Extracted text Start Marker

Histological compare in the character of excision wound healing (100× magnification). Wounds of all groups demonstrated a continuous epithelial line covering the whole wound bed. However, the epithelium was thicker in compared with negative control group. Moreover, in compound I(A) and V(B) group, the granulation was matured showing capillary vertically oriented, robust fusiform fibrocytes and moderate well-arranged collagen. In contrast, in negative control group(C), the granulation tissue was un-matured with capillary poorly-organized, many fibroblast and slight collagen formation.
Antimicrobial activity
Among the seven compounds (I – VII) from the fruits of Amorpha fruticosa L, compound I, V and VI exhibited higher inhibitory effect towards all the pathogens than other four compounds. The MIC and MBC of these compounds against pathogens was summarized in Table 1. The results showed that Bacillus subtilis, Staphylococcus aureus and Pseudomonas aeruginosa were most sensitive to compound VI. Bacillus cerculences was most sensitive to compound I and VI equally. Escherichia coli was most sensitive to compound V, and Klebsiella aeruginosa was most sensitive to compound I respectively (Table 3).
Table 3.
MIC and MBC of compounds from Amorpha fruticosa L against different bacteria (µg/ml)
| compounds | Bacillus subtilis | Bacillus cerculences | Staphylococcus aureus | Escherichia coli |
Pseudomonas aeruginosa |
Klebsiella aeruginosa | ||||||
| MIC | MBC | MIC | MBC | MIC | MBC | MIC | MBC | MIC | MBC | MIC | MBC | |
| I | 156.3 | 312.5 | 156.3 | 312.5 | 156.3 | 156.3 | 312.5 | 312.5 | 312.5 | 312.5 | 156.3 | 312.5 |
| II | — | — | — | — | — | — | — | — | — | — | — | — |
| III | 2500 | 2500 | 1250 | 2500 | — | — | — | — | — | — | — | — |
| IV | 1250 | 1250 | 1250 | 2500 | 5000 | 5000 | 2500 | 2500 | 5000 | 5000 | 2500 | 2500 |
| V | 156.3 | 312.5 | 312.5 | 312.5 | 78.2 | 156.3 | 156.3 | 156.3 | 312.5 | 312.5 | 312.5 | 312.5 |
| VI | 156.3 | 156.3 | 156.3 | 312.5 | 78.2 | 78.2 | 156.3 | 312.5 | 156.3 | 156.3 | 312.5 | 312.5 |
| VII | 2500 | 2500 | 5000 | 5000 | 2500 | 2500 | 1250 | 2500 | — | — | 2500 | 2500 |
| Chlormycetin | 1 | 2 | 1 | 2 | 2 | 4 | 0.5 | 1 | 1 | 2 | 1 | 2 |
Discussion
Wound healing involving interactions of multiple cell types, various growth factors, their mediators, and the extracellular matrix proteins is a complicated biological process. Physiological healing of wound takes place by itself and does not require much other intervention, but some risk factors such as the defect of local blood supply and infection could delay the healing process (Keeling et al., 2010; Leaper,2010). Many natural products based on plant have been found to have therapeutic effects as promoters of wound healing (Woollard et al., 2007; Skórkowska-Telichowska et al., 2010). Amorpha fruticosa L. leaves and fruits have been used for treating wounds in traditional medicine. In previous study of our laboratory, the compounds isolated from Amorpha fruticosa L. were mainly rotenoids, which have demonstrated many pharmacological activities, such as antitumor, antivirus and antibacterial action, inhibition of phosphodiesterase, hepatoprotection, fish poison and insecticide activity (Petkov et al., 1983; Li et al., 1993). The results of present study using wound healing experiments in animal models, biochemical analysis of wound biopsy, and in vitro studies showed that three different compounds isolated from the fruits of Amorpha fruticosa L. have antibacterial activity and promote the healing of wounds.

Extracted text End Marker

What needs to be done: Transcribe the stretch from "Histological compare in" through "slight collagen formation." in the article on Amorpha fruticosa compounds. The material after this point is separate from the article on Amorpha fruticosa compounds.

Provided information Start Marker

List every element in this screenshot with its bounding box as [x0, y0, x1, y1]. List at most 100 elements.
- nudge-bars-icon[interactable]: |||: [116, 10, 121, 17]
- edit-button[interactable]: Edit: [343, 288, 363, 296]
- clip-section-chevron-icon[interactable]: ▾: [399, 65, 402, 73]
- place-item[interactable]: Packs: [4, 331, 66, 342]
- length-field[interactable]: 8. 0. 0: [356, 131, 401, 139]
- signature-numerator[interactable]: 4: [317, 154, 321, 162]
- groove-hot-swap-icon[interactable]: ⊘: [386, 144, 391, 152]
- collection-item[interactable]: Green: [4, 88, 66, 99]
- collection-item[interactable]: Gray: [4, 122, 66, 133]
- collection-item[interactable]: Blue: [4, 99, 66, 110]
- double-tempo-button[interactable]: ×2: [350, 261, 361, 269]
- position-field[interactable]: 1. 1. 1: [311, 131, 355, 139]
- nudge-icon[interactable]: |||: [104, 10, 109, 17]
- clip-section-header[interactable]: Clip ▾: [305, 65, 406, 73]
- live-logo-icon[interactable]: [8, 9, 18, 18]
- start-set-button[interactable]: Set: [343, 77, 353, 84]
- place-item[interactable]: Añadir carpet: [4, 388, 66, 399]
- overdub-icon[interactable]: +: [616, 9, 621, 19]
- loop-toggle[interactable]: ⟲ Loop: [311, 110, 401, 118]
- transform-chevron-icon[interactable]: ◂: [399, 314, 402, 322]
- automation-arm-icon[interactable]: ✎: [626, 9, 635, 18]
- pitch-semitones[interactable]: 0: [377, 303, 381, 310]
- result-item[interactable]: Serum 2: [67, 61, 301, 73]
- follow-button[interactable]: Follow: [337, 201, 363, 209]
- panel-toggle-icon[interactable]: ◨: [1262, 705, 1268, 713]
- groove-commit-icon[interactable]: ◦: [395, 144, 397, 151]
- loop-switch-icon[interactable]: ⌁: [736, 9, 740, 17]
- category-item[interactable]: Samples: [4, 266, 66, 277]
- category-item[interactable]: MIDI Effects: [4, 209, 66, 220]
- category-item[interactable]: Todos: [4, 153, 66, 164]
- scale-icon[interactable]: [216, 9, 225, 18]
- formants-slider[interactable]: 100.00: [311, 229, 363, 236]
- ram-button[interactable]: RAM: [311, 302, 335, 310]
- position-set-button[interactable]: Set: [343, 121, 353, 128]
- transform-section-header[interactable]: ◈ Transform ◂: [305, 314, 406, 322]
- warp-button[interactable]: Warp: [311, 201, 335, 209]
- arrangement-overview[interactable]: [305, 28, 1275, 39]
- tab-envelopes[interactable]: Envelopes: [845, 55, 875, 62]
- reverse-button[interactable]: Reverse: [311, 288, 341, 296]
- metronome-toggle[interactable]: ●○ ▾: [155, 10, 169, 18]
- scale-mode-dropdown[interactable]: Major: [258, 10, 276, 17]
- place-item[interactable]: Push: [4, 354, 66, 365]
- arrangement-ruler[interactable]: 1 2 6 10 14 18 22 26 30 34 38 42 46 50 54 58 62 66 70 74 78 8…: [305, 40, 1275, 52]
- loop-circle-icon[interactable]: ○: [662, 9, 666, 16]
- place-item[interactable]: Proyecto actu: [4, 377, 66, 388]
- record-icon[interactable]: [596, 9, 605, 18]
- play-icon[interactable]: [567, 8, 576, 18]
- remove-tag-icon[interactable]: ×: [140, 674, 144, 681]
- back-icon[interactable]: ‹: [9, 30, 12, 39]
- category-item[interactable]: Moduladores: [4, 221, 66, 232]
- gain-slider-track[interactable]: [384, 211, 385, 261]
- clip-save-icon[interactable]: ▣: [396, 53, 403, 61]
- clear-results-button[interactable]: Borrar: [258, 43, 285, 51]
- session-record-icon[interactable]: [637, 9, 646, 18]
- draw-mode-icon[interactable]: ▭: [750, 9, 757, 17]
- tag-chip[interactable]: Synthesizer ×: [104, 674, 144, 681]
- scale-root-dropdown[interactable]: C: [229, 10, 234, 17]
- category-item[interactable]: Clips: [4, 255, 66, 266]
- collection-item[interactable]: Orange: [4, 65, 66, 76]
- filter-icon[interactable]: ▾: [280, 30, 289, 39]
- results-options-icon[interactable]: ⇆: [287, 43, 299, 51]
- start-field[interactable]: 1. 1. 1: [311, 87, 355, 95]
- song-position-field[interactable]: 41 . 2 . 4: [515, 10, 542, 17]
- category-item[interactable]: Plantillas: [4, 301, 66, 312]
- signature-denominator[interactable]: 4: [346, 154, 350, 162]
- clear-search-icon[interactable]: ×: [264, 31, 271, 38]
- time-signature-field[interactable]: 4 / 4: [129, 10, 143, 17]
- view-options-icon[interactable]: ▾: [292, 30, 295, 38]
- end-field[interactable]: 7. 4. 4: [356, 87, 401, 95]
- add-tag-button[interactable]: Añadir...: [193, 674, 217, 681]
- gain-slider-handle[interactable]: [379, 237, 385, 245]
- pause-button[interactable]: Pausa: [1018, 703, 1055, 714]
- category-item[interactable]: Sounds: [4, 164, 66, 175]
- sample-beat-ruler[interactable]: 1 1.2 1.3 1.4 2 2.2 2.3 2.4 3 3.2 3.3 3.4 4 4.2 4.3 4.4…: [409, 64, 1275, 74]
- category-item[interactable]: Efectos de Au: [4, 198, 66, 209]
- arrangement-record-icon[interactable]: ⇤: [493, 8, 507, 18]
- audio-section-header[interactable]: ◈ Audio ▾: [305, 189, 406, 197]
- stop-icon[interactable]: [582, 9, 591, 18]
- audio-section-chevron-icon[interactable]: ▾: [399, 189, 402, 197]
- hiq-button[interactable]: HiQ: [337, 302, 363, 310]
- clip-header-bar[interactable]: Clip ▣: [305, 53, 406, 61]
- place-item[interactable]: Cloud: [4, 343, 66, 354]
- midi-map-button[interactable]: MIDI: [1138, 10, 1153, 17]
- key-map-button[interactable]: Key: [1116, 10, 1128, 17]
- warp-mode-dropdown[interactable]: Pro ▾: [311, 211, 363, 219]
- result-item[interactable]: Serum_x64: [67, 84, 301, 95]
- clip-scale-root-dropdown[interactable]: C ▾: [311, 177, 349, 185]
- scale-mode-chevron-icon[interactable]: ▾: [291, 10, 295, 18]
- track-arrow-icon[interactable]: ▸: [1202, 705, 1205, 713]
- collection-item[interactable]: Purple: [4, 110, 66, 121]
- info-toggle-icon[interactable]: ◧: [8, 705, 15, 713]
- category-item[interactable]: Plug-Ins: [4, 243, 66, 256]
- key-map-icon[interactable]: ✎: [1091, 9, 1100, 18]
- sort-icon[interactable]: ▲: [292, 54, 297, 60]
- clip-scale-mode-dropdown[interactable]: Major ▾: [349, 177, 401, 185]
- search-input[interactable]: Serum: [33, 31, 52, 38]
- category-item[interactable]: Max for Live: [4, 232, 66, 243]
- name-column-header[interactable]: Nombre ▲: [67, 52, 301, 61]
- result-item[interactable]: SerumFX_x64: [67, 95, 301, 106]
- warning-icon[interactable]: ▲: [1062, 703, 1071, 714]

Provided information End Marker

Answer space:
Histological compare in the character of excision wound healing (100× magnification). Wounds of all groups demonstrated a continuous epithelial line covering the whole wound bed. However, the epithelium was thicker in compared with negative control group. Moreover, in compound I(A) and V(B) group, the granulation was matured showing capillary vertically oriented, robust fusiform fibrocytes and moderate well-arranged collagen. In contrast, in negative control group(C), the granulation tissue was un-matured with capillary poorly-organized, many fibroblast and slight collagen formation.